*OBJECTIVE*: Pick out each line with the word "JSON" from the material that follows.
## Start
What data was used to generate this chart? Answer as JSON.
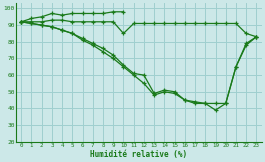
{
  "xlabel": "Humidité relative (%)",
  "background_color": "#cce8e8",
  "grid_color": "#9fcfcf",
  "line_color": "#1a7a1a",
  "xlim": [
    -0.5,
    23.5
  ],
  "ylim": [
    20,
    103
  ],
  "yticks": [
    20,
    30,
    40,
    50,
    60,
    70,
    80,
    90,
    100
  ],
  "xticks": [
    0,
    1,
    2,
    3,
    4,
    5,
    6,
    7,
    8,
    9,
    10,
    11,
    12,
    13,
    14,
    15,
    16,
    17,
    18,
    19,
    20,
    21,
    22,
    23
  ],
  "series": [
    [
      92,
      94,
      95,
      97,
      96,
      97,
      97,
      97,
      97,
      98,
      98,
      null,
      null,
      null,
      null,
      null,
      null,
      null,
      null,
      null,
      null,
      null,
      null,
      null
    ],
    [
      92,
      92,
      92,
      93,
      93,
      92,
      92,
      92,
      92,
      92,
      85,
      91,
      91,
      91,
      91,
      91,
      91,
      91,
      91,
      91,
      91,
      91,
      85,
      83
    ],
    [
      92,
      91,
      90,
      89,
      87,
      85,
      82,
      79,
      76,
      72,
      66,
      61,
      60,
      49,
      51,
      50,
      45,
      44,
      43,
      43,
      43,
      65,
      78,
      83
    ],
    [
      92,
      91,
      90,
      89,
      87,
      85,
      81,
      78,
      74,
      70,
      65,
      60,
      55,
      48,
      50,
      49,
      45,
      43,
      43,
      39,
      43,
      65,
      79,
      83
    ]
  ]
}
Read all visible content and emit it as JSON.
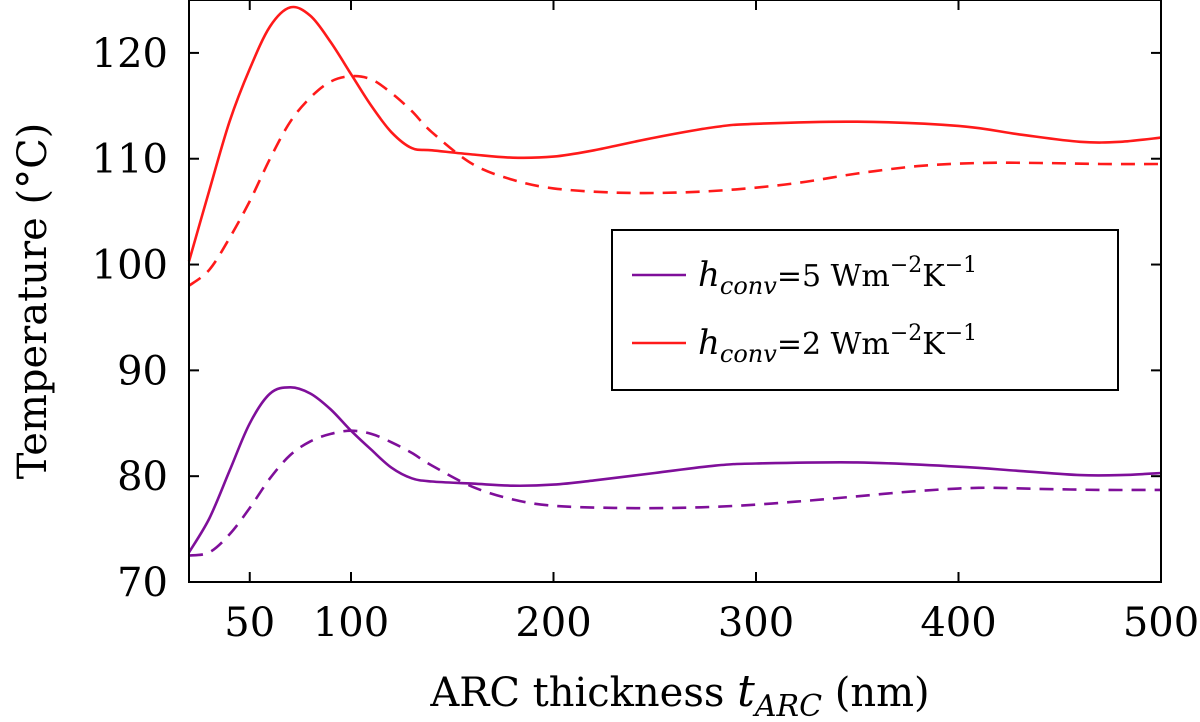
## End
*RESULT FOR THIS TASK*:
What data was used to generate this chart? Answer as JSON.
Read all visible content and emit it as JSON.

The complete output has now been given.